§ **Exercise**: Single out each line with the word "INTERNAL" and copy it.

§ **Input for this task**:
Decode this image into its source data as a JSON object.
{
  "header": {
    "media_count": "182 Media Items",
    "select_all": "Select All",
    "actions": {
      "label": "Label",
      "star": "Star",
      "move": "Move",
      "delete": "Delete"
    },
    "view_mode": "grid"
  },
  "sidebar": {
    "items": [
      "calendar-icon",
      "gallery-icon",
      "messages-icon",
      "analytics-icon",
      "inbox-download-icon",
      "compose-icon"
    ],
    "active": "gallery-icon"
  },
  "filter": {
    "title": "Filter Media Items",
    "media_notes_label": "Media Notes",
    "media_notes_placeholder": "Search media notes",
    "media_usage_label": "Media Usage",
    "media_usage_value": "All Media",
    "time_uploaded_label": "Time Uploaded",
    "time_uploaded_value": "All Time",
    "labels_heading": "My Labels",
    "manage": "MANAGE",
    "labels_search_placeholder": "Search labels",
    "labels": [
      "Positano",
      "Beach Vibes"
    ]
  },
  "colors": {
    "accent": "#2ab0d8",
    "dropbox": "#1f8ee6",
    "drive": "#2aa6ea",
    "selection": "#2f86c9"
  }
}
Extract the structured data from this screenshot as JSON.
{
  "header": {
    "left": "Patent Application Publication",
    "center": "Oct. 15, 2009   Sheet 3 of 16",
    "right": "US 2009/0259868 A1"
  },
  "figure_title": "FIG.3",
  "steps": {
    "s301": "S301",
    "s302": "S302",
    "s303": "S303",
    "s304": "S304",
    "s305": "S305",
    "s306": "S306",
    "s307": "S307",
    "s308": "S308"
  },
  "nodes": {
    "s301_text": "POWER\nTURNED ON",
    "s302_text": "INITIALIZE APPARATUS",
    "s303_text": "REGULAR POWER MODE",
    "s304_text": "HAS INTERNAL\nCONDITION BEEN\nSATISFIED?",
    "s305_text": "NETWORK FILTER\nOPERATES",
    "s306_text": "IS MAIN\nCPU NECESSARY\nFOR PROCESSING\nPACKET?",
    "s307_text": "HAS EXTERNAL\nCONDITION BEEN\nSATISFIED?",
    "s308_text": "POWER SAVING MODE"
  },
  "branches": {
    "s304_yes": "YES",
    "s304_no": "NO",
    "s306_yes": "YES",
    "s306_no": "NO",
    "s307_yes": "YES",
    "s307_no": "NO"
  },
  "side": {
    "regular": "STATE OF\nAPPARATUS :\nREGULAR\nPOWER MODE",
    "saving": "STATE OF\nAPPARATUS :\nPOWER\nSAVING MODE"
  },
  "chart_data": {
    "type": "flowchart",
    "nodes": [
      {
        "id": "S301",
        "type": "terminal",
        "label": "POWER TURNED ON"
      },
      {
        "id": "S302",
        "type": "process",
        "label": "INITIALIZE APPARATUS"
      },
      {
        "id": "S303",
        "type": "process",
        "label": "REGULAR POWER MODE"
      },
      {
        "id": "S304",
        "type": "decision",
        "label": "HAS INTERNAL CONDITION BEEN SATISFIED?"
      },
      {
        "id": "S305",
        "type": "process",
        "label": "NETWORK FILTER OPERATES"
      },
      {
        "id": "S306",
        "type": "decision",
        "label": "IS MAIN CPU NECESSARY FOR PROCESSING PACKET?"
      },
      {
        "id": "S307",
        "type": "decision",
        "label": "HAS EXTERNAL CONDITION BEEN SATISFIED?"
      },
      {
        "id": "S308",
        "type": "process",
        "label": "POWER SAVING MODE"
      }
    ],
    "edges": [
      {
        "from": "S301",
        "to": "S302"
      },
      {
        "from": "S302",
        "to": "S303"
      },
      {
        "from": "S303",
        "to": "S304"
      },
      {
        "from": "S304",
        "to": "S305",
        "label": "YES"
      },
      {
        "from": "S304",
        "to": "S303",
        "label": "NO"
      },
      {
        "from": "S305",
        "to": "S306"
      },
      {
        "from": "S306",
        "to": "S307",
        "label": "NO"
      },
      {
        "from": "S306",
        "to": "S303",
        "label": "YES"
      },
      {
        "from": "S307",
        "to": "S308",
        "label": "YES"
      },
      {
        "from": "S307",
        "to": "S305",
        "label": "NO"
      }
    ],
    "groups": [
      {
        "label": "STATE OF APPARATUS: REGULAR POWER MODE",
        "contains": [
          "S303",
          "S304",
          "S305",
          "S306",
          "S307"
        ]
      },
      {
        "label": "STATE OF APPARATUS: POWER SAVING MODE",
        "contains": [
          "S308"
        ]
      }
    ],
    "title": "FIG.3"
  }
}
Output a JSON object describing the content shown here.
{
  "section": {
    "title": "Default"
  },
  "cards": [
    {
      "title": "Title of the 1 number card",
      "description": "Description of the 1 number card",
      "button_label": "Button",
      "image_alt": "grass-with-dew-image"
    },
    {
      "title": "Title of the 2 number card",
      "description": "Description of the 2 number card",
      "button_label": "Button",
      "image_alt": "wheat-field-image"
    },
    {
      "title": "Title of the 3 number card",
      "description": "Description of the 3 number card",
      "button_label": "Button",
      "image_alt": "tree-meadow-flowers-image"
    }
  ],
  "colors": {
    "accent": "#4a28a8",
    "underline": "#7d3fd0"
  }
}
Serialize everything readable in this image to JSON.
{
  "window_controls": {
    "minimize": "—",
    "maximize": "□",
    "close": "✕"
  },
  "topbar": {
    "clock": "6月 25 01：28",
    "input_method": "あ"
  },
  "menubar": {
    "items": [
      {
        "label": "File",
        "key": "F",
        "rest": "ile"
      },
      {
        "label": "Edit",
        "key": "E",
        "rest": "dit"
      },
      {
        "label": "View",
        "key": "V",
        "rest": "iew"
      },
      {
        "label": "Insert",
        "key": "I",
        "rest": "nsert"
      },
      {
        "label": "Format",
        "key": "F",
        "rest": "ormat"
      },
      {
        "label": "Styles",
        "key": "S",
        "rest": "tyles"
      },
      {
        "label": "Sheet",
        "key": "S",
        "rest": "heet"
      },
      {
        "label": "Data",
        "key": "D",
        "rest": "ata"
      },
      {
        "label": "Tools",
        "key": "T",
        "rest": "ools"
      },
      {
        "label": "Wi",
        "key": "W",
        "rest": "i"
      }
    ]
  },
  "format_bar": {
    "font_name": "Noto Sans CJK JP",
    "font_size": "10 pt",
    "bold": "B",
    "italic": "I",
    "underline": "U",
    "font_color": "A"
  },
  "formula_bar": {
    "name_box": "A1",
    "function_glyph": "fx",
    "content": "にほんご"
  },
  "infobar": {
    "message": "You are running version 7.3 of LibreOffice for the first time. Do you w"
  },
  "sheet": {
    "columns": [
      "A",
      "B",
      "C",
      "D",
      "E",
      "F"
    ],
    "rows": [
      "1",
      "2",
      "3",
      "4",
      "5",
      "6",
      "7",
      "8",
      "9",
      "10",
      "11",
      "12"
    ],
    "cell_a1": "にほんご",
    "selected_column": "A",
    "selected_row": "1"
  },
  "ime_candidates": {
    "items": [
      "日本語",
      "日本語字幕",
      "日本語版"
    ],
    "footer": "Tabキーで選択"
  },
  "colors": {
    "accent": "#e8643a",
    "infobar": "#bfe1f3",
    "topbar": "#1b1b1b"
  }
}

§ **Result of the task**:
    "s304_text": "HAS INTERNAL\nCONDITION BEEN\nSATISFIED?",
        "label": "HAS INTERNAL CONDITION BEEN SATISFIED?"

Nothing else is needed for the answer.